* **TASK INSTRUCTIONS**:
Pictures don't belong in the copy; print all the records exactly.

* **INPUT ROWS**:
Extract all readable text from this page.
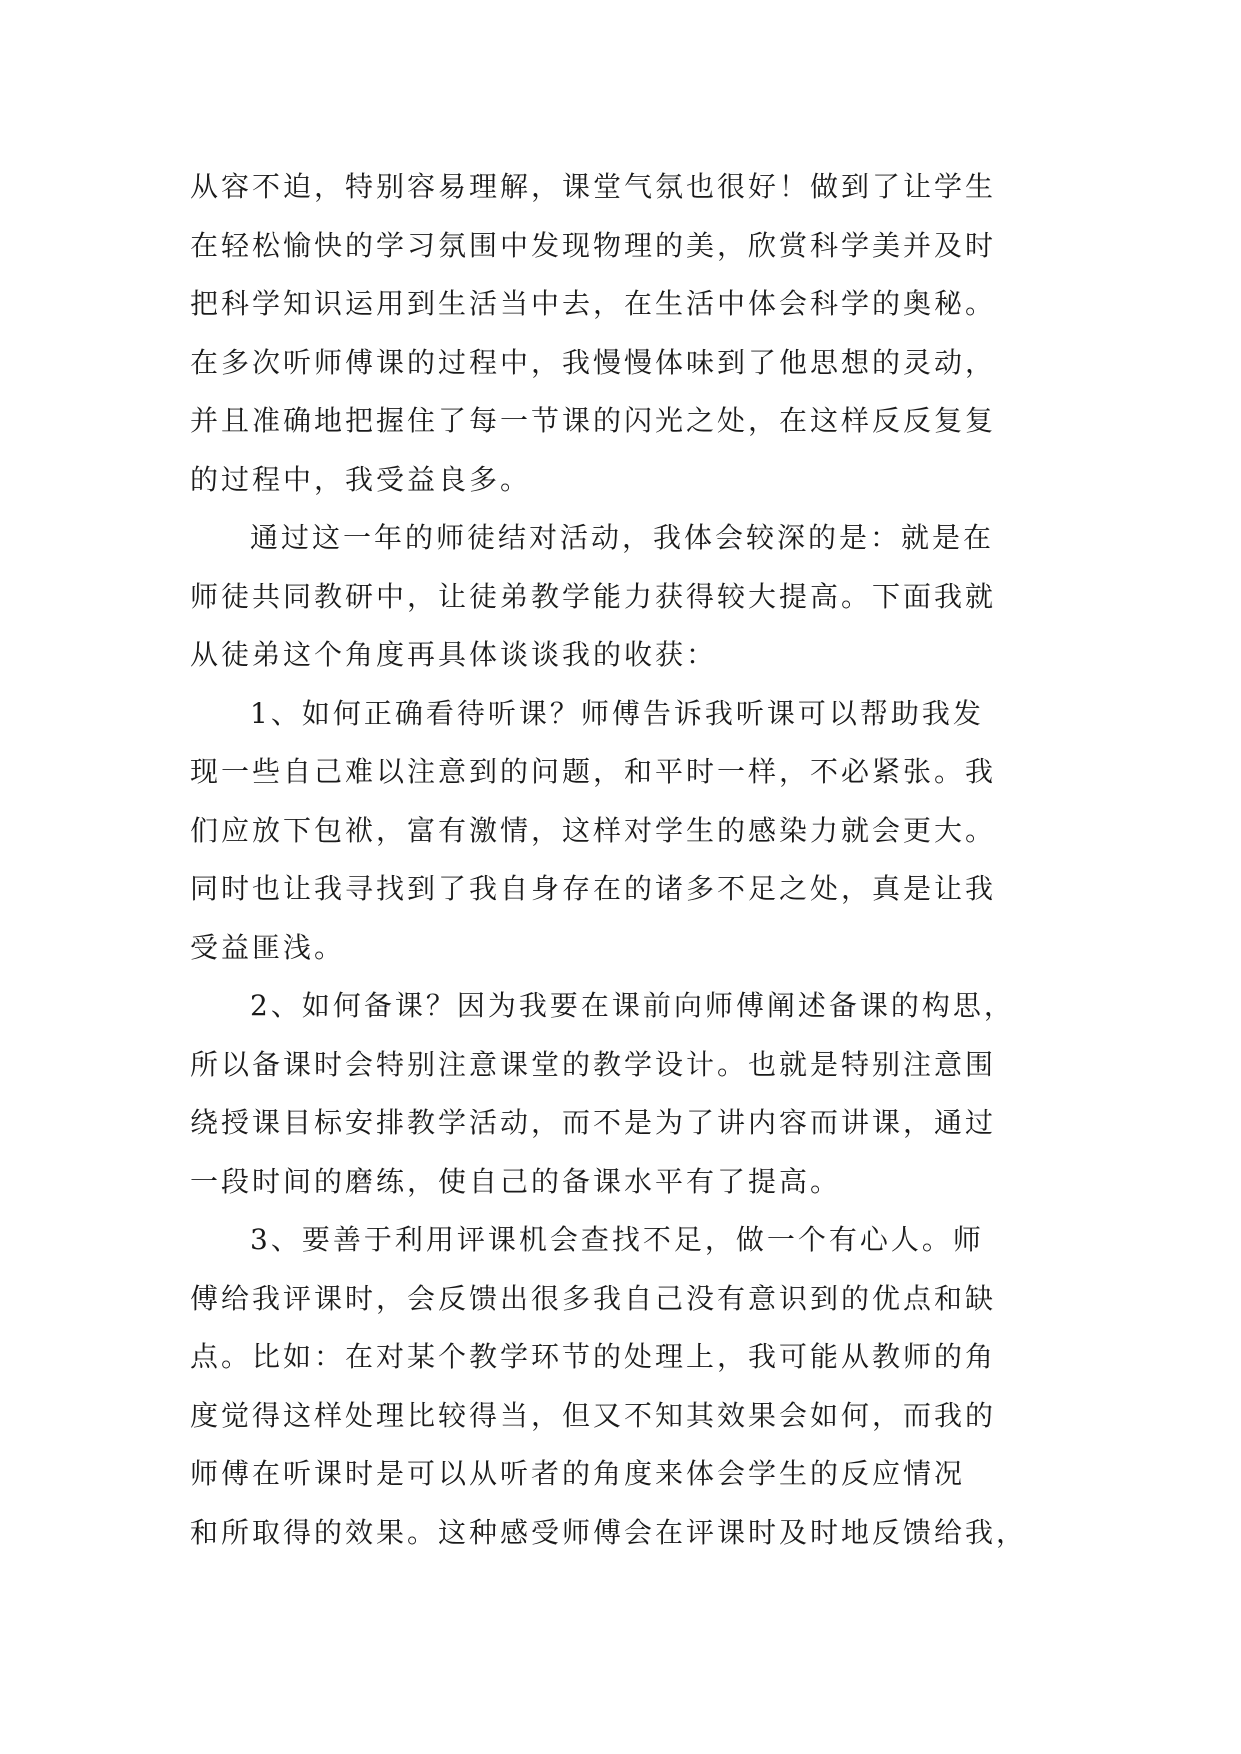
从容不迫，特别容易理解，课堂气氛也很好！做到了让学生
在轻松愉快的学习氛围中发现物理的美，欣赏科学美并及时
把科学知识运用到生活当中去，在生活中体会科学的奥秘。
在多次听师傅课的过程中，我慢慢体味到了他思想的灵动，
并且准确地把握住了每一节课的闪光之处，在这样反反复复
的过程中，我受益良多。
通过这一年的师徒结对活动，我体会较深的是：就是在
师徒共同教研中，让徒弟教学能力获得较大提高。下面我就
从徒弟这个角度再具体谈谈我的收获：
1、如何正确看待听课？师傅告诉我听课可以帮助我发
现一些自己难以注意到的问题，和平时一样，不必紧张。我
们应放下包袱，富有激情，这样对学生的感染力就会更大。
同时也让我寻找到了我自身存在的诸多不足之处，真是让我
受益匪浅。
2、如何备课？因为我要在课前向师傅阐述备课的构思，
所以备课时会特别注意课堂的教学设计。也就是特别注意围
绕授课目标安排教学活动，而不是为了讲内容而讲课，通过
一段时间的磨练，使自己的备课水平有了提高。
3、要善于利用评课机会查找不足，做一个有心人。师
傅给我评课时，会反馈出很多我自己没有意识到的优点和缺
点。比如：在对某个教学环节的处理上，我可能从教师的角
度觉得这样处理比较得当，但又不知其效果会如何，而我的
师傅在听课时是可以从听者的角度来体会学生的反应情况
和所取得的效果。这种感受师傅会在评课时及时地反馈给我，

* **FULL OUTPUT**:
Extract all readable text from this page.
从容不迫，特别容易理解，课堂气氛也很好！做到了让学生
在轻松愉快的学习氛围中发现物理的美，欣赏科学美并及时
把科学知识运用到生活当中去，在生活中体会科学的奥秘。
在多次听师傅课的过程中，我慢慢体味到了他思想的灵动，
并且准确地把握住了每一节课的闪光之处，在这样反反复复
的过程中，我受益良多。
通过这一年的师徒结对活动，我体会较深的是：就是在
师徒共同教研中，让徒弟教学能力获得较大提高。下面我就
从徒弟这个角度再具体谈谈我的收获：
1、如何正确看待听课？师傅告诉我听课可以帮助我发
现一些自己难以注意到的问题，和平时一样，不必紧张。我
们应放下包袱，富有激情，这样对学生的感染力就会更大。
同时也让我寻找到了我自身存在的诸多不足之处，真是让我
受益匪浅。
2、如何备课？因为我要在课前向师傅阐述备课的构思，
所以备课时会特别注意课堂的教学设计。也就是特别注意围
绕授课目标安排教学活动，而不是为了讲内容而讲课，通过
一段时间的磨练，使自己的备课水平有了提高。
3、要善于利用评课机会查找不足，做一个有心人。师
傅给我评课时，会反馈出很多我自己没有意识到的优点和缺
点。比如：在对某个教学环节的处理上，我可能从教师的角
度觉得这样处理比较得当，但又不知其效果会如何，而我的
师傅在听课时是可以从听者的角度来体会学生的反应情况
和所取得的效果。这种感受师傅会在评课时及时地反馈给我，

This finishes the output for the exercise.